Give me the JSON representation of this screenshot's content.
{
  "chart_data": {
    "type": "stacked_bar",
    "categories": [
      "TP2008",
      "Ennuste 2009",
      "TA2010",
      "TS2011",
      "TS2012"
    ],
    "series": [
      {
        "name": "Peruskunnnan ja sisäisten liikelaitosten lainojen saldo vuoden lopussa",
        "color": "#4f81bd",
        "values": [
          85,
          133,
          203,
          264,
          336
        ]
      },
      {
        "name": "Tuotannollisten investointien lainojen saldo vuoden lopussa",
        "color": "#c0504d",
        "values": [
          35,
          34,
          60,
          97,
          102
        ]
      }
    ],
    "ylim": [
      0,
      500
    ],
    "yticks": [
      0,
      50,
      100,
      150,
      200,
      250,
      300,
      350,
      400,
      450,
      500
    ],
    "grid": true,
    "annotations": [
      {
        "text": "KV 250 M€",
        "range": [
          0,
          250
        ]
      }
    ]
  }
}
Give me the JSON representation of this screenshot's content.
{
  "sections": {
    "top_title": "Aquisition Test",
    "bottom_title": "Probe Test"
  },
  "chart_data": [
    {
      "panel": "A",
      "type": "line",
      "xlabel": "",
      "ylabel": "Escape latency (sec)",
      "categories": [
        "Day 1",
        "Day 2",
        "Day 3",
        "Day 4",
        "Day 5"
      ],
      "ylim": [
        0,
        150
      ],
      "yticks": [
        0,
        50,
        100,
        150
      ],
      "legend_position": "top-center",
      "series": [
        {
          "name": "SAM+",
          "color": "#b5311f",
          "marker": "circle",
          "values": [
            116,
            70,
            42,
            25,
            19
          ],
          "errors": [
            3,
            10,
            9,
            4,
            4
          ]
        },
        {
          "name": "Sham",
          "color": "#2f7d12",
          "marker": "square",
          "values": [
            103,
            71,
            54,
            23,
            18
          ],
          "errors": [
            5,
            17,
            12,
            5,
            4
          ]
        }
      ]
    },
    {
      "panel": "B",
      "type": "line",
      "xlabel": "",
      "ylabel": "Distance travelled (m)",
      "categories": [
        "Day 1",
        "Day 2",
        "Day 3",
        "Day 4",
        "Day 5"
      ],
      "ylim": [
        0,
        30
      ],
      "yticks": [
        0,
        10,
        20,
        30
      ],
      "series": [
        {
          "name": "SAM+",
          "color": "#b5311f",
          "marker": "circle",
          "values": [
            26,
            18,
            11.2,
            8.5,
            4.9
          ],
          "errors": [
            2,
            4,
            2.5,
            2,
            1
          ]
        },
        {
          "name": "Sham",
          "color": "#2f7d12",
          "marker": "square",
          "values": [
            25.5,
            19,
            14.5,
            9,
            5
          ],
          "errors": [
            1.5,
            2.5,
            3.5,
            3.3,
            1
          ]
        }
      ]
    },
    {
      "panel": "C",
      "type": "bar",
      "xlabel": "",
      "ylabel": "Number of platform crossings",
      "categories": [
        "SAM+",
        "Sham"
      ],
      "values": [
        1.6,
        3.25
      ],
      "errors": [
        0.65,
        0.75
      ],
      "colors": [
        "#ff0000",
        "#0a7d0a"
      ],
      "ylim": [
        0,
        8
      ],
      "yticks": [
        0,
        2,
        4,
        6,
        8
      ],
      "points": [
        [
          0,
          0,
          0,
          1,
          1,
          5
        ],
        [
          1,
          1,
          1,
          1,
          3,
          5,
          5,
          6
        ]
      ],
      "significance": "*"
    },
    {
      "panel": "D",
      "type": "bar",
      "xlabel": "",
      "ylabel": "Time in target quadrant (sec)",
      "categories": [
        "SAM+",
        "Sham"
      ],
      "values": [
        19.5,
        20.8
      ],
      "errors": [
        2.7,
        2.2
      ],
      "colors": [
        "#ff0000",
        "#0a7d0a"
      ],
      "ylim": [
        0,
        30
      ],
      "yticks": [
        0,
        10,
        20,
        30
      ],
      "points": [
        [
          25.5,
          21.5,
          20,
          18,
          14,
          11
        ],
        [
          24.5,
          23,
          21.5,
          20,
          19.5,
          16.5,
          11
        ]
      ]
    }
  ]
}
++++++
Repeat each record exactly, leaving nothing out.

Give me the JSON representation of this screenshot's content.
{
  "chart_data": {
    "type": "stacked_bar",
    "categories": [
      "TP2008",
      "Ennuste 2009",
      "TA2010",
      "TS2011",
      "TS2012"
    ],
    "series": [
      {
        "name": "Peruskunnnan ja sisäisten liikelaitosten lainojen saldo vuoden lopussa",
        "color": "#4f81bd",
        "values": [
          85,
          133,
          203,
          264,
          336
        ]
      },
      {
        "name": "Tuotannollisten investointien lainojen saldo vuoden lopussa",
        "color": "#c0504d",
        "values": [
          35,
          34,
          60,
          97,
          102
        ]
      }
    ],
    "ylim": [
      0,
      500
    ],
    "yticks": [
      0,
      50,
      100,
      150,
      200,
      250,
      300,
      350,
      400,
      450,
      500
    ],
    "grid": true,
    "annotations": [
      {
        "text": "KV 250 M€",
        "range": [
          0,
          250
        ]
      }
    ]
  }
}
Give me the JSON representation of this screenshot's content.
{
  "sections": {
    "top_title": "Aquisition Test",
    "bottom_title": "Probe Test"
  },
  "chart_data": [
    {
      "panel": "A",
      "type": "line",
      "xlabel": "",
      "ylabel": "Escape latency (sec)",
      "categories": [
        "Day 1",
        "Day 2",
        "Day 3",
        "Day 4",
        "Day 5"
      ],
      "ylim": [
        0,
        150
      ],
      "yticks": [
        0,
        50,
        100,
        150
      ],
      "legend_position": "top-center",
      "series": [
        {
          "name": "SAM+",
          "color": "#b5311f",
          "marker": "circle",
          "values": [
            116,
            70,
            42,
            25,
            19
          ],
          "errors": [
            3,
            10,
            9,
            4,
            4
          ]
        },
        {
          "name": "Sham",
          "color": "#2f7d12",
          "marker": "square",
          "values": [
            103,
            71,
            54,
            23,
            18
          ],
          "errors": [
            5,
            17,
            12,
            5,
            4
          ]
        }
      ]
    },
    {
      "panel": "B",
      "type": "line",
      "xlabel": "",
      "ylabel": "Distance travelled (m)",
      "categories": [
        "Day 1",
        "Day 2",
        "Day 3",
        "Day 4",
        "Day 5"
      ],
      "ylim": [
        0,
        30
      ],
      "yticks": [
        0,
        10,
        20,
        30
      ],
      "series": [
        {
          "name": "SAM+",
          "color": "#b5311f",
          "marker": "circle",
          "values": [
            26,
            18,
            11.2,
            8.5,
            4.9
          ],
          "errors": [
            2,
            4,
            2.5,
            2,
            1
          ]
        },
        {
          "name": "Sham",
          "color": "#2f7d12",
          "marker": "square",
          "values": [
            25.5,
            19,
            14.5,
            9,
            5
          ],
          "errors": [
            1.5,
            2.5,
            3.5,
            3.3,
            1
          ]
        }
      ]
    },
    {
      "panel": "C",
      "type": "bar",
      "xlabel": "",
      "ylabel": "Number of platform crossings",
      "categories": [
        "SAM+",
        "Sham"
      ],
      "values": [
        1.6,
        3.25
      ],
      "errors": [
        0.65,
        0.75
      ],
      "colors": [
        "#ff0000",
        "#0a7d0a"
      ],
      "ylim": [
        0,
        8
      ],
      "yticks": [
        0,
        2,
        4,
        6,
        8
      ],
      "points": [
        [
          0,
          0,
          0,
          1,
          1,
          5
        ],
        [
          1,
          1,
          1,
          1,
          3,
          5,
          5,
          6
        ]
      ],
      "significance": "*"
    },
    {
      "panel": "D",
      "type": "bar",
      "xlabel": "",
      "ylabel": "Time in target quadrant (sec)",
      "categories": [
        "SAM+",
        "Sham"
      ],
      "values": [
        19.5,
        20.8
      ],
      "errors": [
        2.7,
        2.2
      ],
      "colors": [
        "#ff0000",
        "#0a7d0a"
      ],
      "ylim": [
        0,
        30
      ],
      "yticks": [
        0,
        10,
        20,
        30
      ],
      "points": [
        [
          25.5,
          21.5,
          20,
          18,
          14,
          11
        ],
        [
          24.5,
          23,
          21.5,
          20,
          19.5,
          16.5,
          11
        ]
      ]
    }
  ]
}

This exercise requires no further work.